Print all the records exactly, please.

* [Rows from a figure dataset]
• • • • •

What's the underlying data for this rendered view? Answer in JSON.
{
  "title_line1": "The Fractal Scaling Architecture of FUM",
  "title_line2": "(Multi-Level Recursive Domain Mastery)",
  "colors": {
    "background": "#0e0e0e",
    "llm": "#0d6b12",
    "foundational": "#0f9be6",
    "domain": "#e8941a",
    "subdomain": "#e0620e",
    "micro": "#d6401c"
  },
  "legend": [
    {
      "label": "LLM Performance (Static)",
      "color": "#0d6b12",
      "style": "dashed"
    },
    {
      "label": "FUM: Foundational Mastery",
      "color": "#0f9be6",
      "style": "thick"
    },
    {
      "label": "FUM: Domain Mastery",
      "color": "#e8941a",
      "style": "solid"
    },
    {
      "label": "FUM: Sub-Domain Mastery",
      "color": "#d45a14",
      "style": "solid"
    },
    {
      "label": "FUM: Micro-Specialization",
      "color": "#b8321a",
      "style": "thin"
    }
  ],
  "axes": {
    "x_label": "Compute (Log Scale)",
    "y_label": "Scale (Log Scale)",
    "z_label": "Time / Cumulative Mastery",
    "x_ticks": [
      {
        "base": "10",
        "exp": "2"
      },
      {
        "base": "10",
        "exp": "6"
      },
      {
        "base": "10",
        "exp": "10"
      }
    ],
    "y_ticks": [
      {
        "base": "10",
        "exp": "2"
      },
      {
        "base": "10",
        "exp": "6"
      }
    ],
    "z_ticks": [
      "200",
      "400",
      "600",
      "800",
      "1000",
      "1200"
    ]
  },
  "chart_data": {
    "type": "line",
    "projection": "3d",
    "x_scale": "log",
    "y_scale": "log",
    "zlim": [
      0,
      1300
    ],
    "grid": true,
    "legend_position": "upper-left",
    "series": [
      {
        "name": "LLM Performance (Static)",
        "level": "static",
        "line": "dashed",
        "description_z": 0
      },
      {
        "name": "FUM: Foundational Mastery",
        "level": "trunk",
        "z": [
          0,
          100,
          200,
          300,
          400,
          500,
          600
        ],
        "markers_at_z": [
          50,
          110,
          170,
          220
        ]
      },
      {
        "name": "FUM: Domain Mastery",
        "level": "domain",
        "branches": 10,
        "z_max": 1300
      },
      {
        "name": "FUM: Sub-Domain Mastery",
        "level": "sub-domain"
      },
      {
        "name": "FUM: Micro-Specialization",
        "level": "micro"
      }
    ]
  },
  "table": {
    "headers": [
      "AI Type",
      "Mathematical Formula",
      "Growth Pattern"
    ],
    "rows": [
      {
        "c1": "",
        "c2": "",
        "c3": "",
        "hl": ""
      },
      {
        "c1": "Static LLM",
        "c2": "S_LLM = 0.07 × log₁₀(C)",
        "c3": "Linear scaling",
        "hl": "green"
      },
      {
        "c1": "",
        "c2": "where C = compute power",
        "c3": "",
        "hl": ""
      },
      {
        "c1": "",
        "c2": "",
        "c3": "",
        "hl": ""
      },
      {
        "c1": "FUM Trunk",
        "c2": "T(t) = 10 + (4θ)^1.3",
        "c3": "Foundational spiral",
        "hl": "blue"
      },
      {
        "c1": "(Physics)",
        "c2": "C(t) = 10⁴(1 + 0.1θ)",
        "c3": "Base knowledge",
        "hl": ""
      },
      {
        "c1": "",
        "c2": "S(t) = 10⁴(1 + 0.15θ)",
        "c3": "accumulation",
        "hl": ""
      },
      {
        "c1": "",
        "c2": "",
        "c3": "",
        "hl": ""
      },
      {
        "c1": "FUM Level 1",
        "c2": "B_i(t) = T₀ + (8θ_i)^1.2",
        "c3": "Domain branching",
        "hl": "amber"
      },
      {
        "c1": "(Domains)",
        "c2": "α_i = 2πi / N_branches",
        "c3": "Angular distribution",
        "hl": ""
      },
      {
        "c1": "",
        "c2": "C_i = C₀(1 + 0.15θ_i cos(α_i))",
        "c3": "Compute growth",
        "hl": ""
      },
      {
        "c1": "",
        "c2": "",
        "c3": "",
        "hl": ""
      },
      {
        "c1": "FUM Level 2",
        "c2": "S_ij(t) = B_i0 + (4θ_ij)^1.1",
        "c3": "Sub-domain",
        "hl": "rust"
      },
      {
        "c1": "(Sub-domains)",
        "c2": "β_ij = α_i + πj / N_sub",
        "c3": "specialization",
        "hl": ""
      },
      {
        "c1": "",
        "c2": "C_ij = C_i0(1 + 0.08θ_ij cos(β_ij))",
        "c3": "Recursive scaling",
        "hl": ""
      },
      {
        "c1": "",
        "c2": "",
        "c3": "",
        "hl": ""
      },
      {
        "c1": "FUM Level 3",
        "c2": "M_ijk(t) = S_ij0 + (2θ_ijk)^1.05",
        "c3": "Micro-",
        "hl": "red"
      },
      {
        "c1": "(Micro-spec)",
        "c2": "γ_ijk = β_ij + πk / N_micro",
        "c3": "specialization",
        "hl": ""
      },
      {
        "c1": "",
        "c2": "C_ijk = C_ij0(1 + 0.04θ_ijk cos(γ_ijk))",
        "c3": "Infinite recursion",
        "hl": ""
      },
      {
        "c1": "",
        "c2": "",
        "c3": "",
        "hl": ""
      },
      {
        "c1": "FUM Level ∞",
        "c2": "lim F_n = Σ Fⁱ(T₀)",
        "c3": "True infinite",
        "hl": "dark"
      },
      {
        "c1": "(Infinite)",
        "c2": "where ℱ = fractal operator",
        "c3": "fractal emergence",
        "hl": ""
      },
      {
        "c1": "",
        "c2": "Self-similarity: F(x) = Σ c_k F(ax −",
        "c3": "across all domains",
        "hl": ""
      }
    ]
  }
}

• • • • •

* [Finished task]
What's the underlying data for this rendered view? Answer in JSON.
{
  "title_line1": "The Fractal Scaling Architecture of FUM",
  "title_line2": "(Multi-Level Recursive Domain Mastery)",
  "colors": {
    "background": "#0e0e0e",
    "llm": "#0d6b12",
    "foundational": "#0f9be6",
    "domain": "#e8941a",
    "subdomain": "#e0620e",
    "micro": "#d6401c"
  },
  "legend": [
    {
      "label": "LLM Performance (Static)",
      "color": "#0d6b12",
      "style": "dashed"
    },
    {
      "label": "FUM: Foundational Mastery",
      "color": "#0f9be6",
      "style": "thick"
    },
    {
      "label": "FUM: Domain Mastery",
      "color": "#e8941a",
      "style": "solid"
    },
    {
      "label": "FUM: Sub-Domain Mastery",
      "color": "#d45a14",
      "style": "solid"
    },
    {
      "label": "FUM: Micro-Specialization",
      "color": "#b8321a",
      "style": "thin"
    }
  ],
  "axes": {
    "x_label": "Compute (Log Scale)",
    "y_label": "Scale (Log Scale)",
    "z_label": "Time / Cumulative Mastery",
    "x_ticks": [
      {
        "base": "10",
        "exp": "2"
      },
      {
        "base": "10",
        "exp": "6"
      },
      {
        "base": "10",
        "exp": "10"
      }
    ],
    "y_ticks": [
      {
        "base": "10",
        "exp": "2"
      },
      {
        "base": "10",
        "exp": "6"
      }
    ],
    "z_ticks": [
      "200",
      "400",
      "600",
      "800",
      "1000",
      "1200"
    ]
  },
  "chart_data": {
    "type": "line",
    "projection": "3d",
    "x_scale": "log",
    "y_scale": "log",
    "zlim": [
      0,
      1300
    ],
    "grid": true,
    "legend_position": "upper-left",
    "series": [
      {
        "name": "LLM Performance (Static)",
        "level": "static",
        "line": "dashed",
        "description_z": 0
      },
      {
        "name": "FUM: Foundational Mastery",
        "level": "trunk",
        "z": [
          0,
          100,
          200,
          300,
          400,
          500,
          600
        ],
        "markers_at_z": [
          50,
          110,
          170,
          220
        ]
      },
      {
        "name": "FUM: Domain Mastery",
        "level": "domain",
        "branches": 10,
        "z_max": 1300
      },
      {
        "name": "FUM: Sub-Domain Mastery",
        "level": "sub-domain"
      },
      {
        "name": "FUM: Micro-Specialization",
        "level": "micro"
      }
    ]
  },
  "table": {
    "headers": [
      "AI Type",
      "Mathematical Formula",
      "Growth Pattern"
    ],
    "rows": [
      {
        "c1": "",
        "c2": "",
        "c3": "",
        "hl": ""
      },
      {
        "c1": "Static LLM",
        "c2": "S_LLM = 0.07 × log₁₀(C)",
        "c3": "Linear scaling",
        "hl": "green"
      },
      {
        "c1": "",
        "c2": "where C = compute power",
        "c3": "",
        "hl": ""
      },
      {
        "c1": "",
        "c2": "",
        "c3": "",
        "hl": ""
      },
      {
        "c1": "FUM Trunk",
        "c2": "T(t) = 10 + (4θ)^1.3",
        "c3": "Foundational spiral",
        "hl": "blue"
      },
      {
        "c1": "(Physics)",
        "c2": "C(t) = 10⁴(1 + 0.1θ)",
        "c3": "Base knowledge",
        "hl": ""
      },
      {
        "c1": "",
        "c2": "S(t) = 10⁴(1 + 0.15θ)",
        "c3": "accumulation",
        "hl": ""
      },
      {
        "c1": "",
        "c2": "",
        "c3": "",
        "hl": ""
      },
      {
        "c1": "FUM Level 1",
        "c2": "B_i(t) = T₀ + (8θ_i)^1.2",
        "c3": "Domain branching",
        "hl": "amber"
      },
      {
        "c1": "(Domains)",
        "c2": "α_i = 2πi / N_branches",
        "c3": "Angular distribution",
        "hl": ""
      },
      {
        "c1": "",
        "c2": "C_i = C₀(1 + 0.15θ_i cos(α_i))",
        "c3": "Compute growth",
        "hl": ""
      },
      {
        "c1": "",
        "c2": "",
        "c3": "",
        "hl": ""
      },
      {
        "c1": "FUM Level 2",
        "c2": "S_ij(t) = B_i0 + (4θ_ij)^1.1",
        "c3": "Sub-domain",
        "hl": "rust"
      },
      {
        "c1": "(Sub-domains)",
        "c2": "β_ij = α_i + πj / N_sub",
        "c3": "specialization",
        "hl": ""
      },
      {
        "c1": "",
        "c2": "C_ij = C_i0(1 + 0.08θ_ij cos(β_ij))",
        "c3": "Recursive scaling",
        "hl": ""
      },
      {
        "c1": "",
        "c2": "",
        "c3": "",
        "hl": ""
      },
      {
        "c1": "FUM Level 3",
        "c2": "M_ijk(t) = S_ij0 + (2θ_ijk)^1.05",
        "c3": "Micro-",
        "hl": "red"
      },
      {
        "c1": "(Micro-spec)",
        "c2": "γ_ijk = β_ij + πk / N_micro",
        "c3": "specialization",
        "hl": ""
      },
      {
        "c1": "",
        "c2": "C_ijk = C_ij0(1 + 0.04θ_ijk cos(γ_ijk))",
        "c3": "Infinite recursion",
        "hl": ""
      },
      {
        "c1": "",
        "c2": "",
        "c3": "",
        "hl": ""
      },
      {
        "c1": "FUM Level ∞",
        "c2": "lim F_n = Σ Fⁱ(T₀)",
        "c3": "True infinite",
        "hl": "dark"
      },
      {
        "c1": "(Infinite)",
        "c2": "where ℱ = fractal operator",
        "c3": "fractal emergence",
        "hl": ""
      },
      {
        "c1": "",
        "c2": "Self-similarity: F(x) = Σ c_k F(ax −",
        "c3": "across all domains",
        "hl": ""
      }
    ]
  }
}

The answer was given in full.